What is required -> Scan the material and copy every line in which "организаций" appears.

Data provided ->

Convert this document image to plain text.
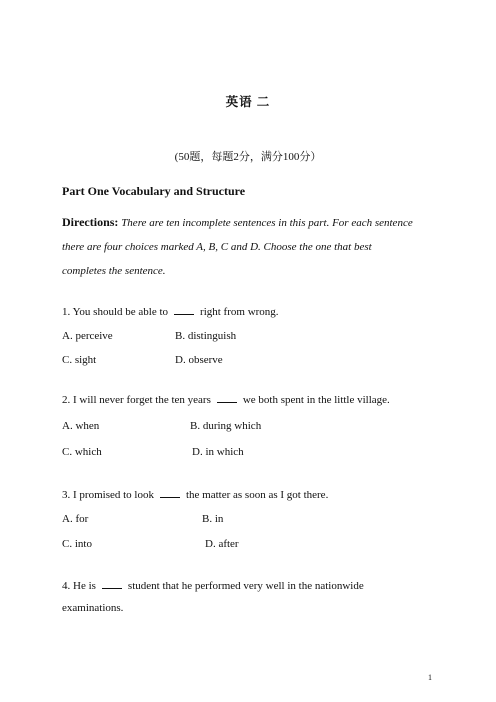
英语 二
(50题，每题2分，满分100分）
Part One Vocabulary and Structure
Directions: There are ten incomplete sentences in this part. For each sentence
there are four choices marked A, B, C and D. Choose the one that best
completes the sentence.
1. You should be able to	right from wrong.
A. perceive	B. distinguish
C. sight	D. observe
2. I will never forget the ten years	we both spent in the little village.
A. when	B. during which
C. which	D. in which
3. I promised to look	the matter as soon as I got there.
A. for	B. in
C. into	D. after
4. He is	student that he performed very well in the nationwide
examinations.
1
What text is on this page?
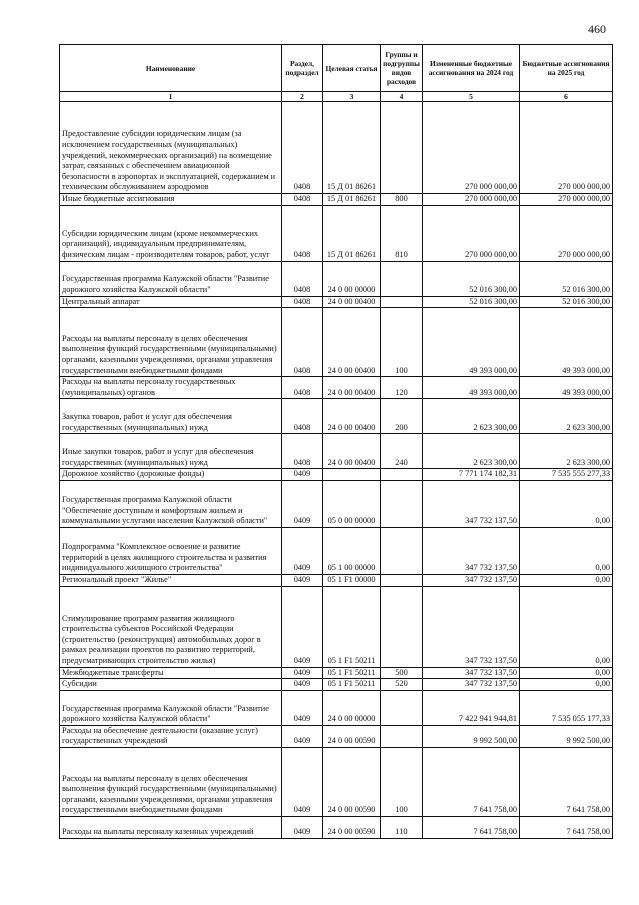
460
Наименование	Раздел, подраздел	Целевая статья	Группы и подгруппы видов расходов	Измененные бюджетные ассигнования на 2024 год	Бюджетные ассигнования на 2025 год
1	2	3	4	5	6
Предоставление субсидии юридическим лицам (за исключением государственных (муниципальных) учреждений, некоммерческих организаций) на возмещение затрат, связанных с обеспечением авиационной безопасности в аэропортах и эксплуатацией, содержанием и техническим обслуживанием аэродромов	0408	15 Д 01 86261		270 000 000,00	270 000 000,00
Иные бюджетные ассигнования	0408	15 Д 01 86261	800	270 000 000,00	270 000 000,00
Субсидии юридическим лицам (кроме некоммерческих организаций), индивидуальным предпринимателям, физическим лицам - производителям товаров, работ, услуг	0408	15 Д 01 86261	810	270 000 000,00	270 000 000,00
Государственная программа Калужской области "Развитие дорожного хозяйства Калужской области"	0408	24 0 00 00000		52 016 300,00	52 016 300,00
Центральный аппарат	0408	24 0 00 00400		52 016 300,00	52 016 300,00
Расходы на выплаты персоналу в целях обеспечения выполнения функций государственными (муниципальными) органами, казенными учреждениями, органами управления государственными внебюджетными фондами	0408	24 0 00 00400	100	49 393 000,00	49 393 000,00
Расходы на выплаты персоналу государственных (муниципальных) органов	0408	24 0 00 00400	120	49 393 000,00	49 393 000,00
Закупка товаров, работ и услуг для обеспечения государственных (муниципальных) нужд	0408	24 0 00 00400	200	2 623 300,00	2 623 300,00
Иные закупки товаров, работ и услуг для обеспечения государственных (муниципальных) нужд	0408	24 0 00 00400	240	2 623 300,00	2 623 300,00
Дорожное хозяйство (дорожные фонды)	0409			7 771 174 182,31	7 535 555 277,33
Государственная программа Калужской области "Обеспечение доступным и комфортным жильем и коммунальными услугами населения Калужской области"	0409	05 0 00 00000		347 732 137,50	0,00
Подпрограмма "Комплексное освоение и развитие территорий в целях жилищного строительства и развития индивидуального жилищного строительства"	0409	05 1 00 00000		347 732 137,50	0,00
Региональный проект "Жилье"	0409	05 1 F1 00000		347 732 137,50	0,00
Стимулирование программ развития жилищного строительства субъектов Российской Федерации (строительство (реконструкция) автомобильных дорог в рамках реализации проектов по развитию территорий, предусматривающих строительство жилья)	0409	05 1 F1 50211		347 732 137,50	0,00
Межбюджетные трансферты	0409	05 1 F1 50211	500	347 732 137,50	0,00
Субсидии	0409	05 1 F1 50211	520	347 732 137,50	0,00
Государственная программа Калужской области "Развитие дорожного хозяйства Калужской области"	0409	24 0 00 00000		7 422 941 944,81	7 535 055 177,33
Расходы на обеспечение деятельности (оказание услуг) государственных учреждений	0409	24 0 00 00590		9 992 500,00	9 992 500,00
Расходы на выплаты персоналу в целях обеспечения выполнения функций государственными (муниципальными) органами, казенными учреждениями, органами управления государственными внебюджетными фондами	0409	24 0 00 00590	100	7 641 758,00	7 641 758,00
Расходы на выплаты персоналу казенных учреждений	0409	24 0 00 00590	110	7 641 758,00	7 641 758,00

Output of the exercise ->
Предоставление субсидии юридическим лицам (за исключением государственных (муниципальных) учреждений, некоммерческих организаций) на возмещение затрат, связанных с обеспечением авиационной безопасности в аэропортах и эксплуатацией, содержанием и техническим обслуживанием аэродромов	0408	15 Д 01 86261		270 000 000,00	270 000 000,00
Субсидии юридическим лицам (кроме некоммерческих организаций), индивидуальным предпринимателям, физическим лицам - производителям товаров, работ, услуг	0408	15 Д 01 86261	810	270 000 000,00	270 000 000,00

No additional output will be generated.